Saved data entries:
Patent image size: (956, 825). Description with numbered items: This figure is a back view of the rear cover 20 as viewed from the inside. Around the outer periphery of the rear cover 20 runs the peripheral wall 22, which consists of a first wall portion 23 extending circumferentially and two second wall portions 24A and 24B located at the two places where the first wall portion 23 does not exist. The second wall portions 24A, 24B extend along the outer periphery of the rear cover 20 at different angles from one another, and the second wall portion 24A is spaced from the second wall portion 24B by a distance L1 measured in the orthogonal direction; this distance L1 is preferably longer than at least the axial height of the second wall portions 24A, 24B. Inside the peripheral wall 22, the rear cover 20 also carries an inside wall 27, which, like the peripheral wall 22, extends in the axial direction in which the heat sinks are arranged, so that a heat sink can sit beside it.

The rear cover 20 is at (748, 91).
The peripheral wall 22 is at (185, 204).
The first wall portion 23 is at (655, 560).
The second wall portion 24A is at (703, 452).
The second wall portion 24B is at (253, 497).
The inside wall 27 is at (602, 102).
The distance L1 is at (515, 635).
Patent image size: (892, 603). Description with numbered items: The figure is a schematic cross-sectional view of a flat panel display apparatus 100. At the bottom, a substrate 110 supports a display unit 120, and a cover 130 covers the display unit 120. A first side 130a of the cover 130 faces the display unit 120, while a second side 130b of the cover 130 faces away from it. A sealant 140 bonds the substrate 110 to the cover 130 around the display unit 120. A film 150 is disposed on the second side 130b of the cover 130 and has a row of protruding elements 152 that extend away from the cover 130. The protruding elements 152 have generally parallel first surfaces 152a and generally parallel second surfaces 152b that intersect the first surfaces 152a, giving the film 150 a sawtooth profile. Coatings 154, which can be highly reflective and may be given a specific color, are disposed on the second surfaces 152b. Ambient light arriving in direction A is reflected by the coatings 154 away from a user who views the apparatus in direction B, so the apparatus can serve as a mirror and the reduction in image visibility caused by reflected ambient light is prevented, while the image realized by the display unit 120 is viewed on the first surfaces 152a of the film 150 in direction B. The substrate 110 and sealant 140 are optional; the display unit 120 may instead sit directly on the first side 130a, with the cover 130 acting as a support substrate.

# WRITTEN PROBLEM
Copy out every one of the lines above word for word, unchanged.

# ANSWER TO THIS EXERCISE
Patent image size: (956, 825). Description with numbered items: This figure is a back view of the rear cover 20 as viewed from the inside. Around the outer periphery of the rear cover 20 runs the peripheral wall 22, which consists of a first wall portion 23 extending circumferentially and two second wall portions 24A and 24B located at the two places where the first wall portion 23 does not exist. The second wall portions 24A, 24B extend along the outer periphery of the rear cover 20 at different angles from one another, and the second wall portion 24A is spaced from the second wall portion 24B by a distance L1 measured in the orthogonal direction; this distance L1 is preferably longer than at least the axial height of the second wall portions 24A, 24B. Inside the peripheral wall 22, the rear cover 20 also carries an inside wall 27, which, like the peripheral wall 22, extends in the axial direction in which the heat sinks are arranged, so that a heat sink can sit beside it.

The rear cover 20 is at (748, 91).
The peripheral wall 22 is at (185, 204).
The first wall portion 23 is at (655, 560).
The second wall portion 24A is at (703, 452).
The second wall portion 24B is at (253, 497).
The inside wall 27 is at (602, 102).
The distance L1 is at (515, 635).
Patent image size: (892, 603). Description with numbered items: The figure is a schematic cross-sectional view of a flat panel display apparatus 100. At the bottom, a substrate 110 supports a display unit 120, and a cover 130 covers the display unit 120. A first side 130a of the cover 130 faces the display unit 120, while a second side 130b of the cover 130 faces away from it. A sealant 140 bonds the substrate 110 to the cover 130 around the display unit 120. A film 150 is disposed on the second side 130b of the cover 130 and has a row of protruding elements 152 that extend away from the cover 130. The protruding elements 152 have generally parallel first surfaces 152a and generally parallel second surfaces 152b that intersect the first surfaces 152a, giving the film 150 a sawtooth profile. Coatings 154, which can be highly reflective and may be given a specific color, are disposed on the second surfaces 152b. Ambient light arriving in direction A is reflected by the coatings 154 away from a user who views the apparatus in direction B, so the apparatus can serve as a mirror and the reduction in image visibility caused by reflected ambient light is prevented, while the image realized by the display unit 120 is viewed on the first surfaces 152a of the film 150 in direction B. The substrate 110 and sealant 140 are optional; the display unit 120 may instead sit directly on the first side 130a, with the cover 130 acting as a support substrate.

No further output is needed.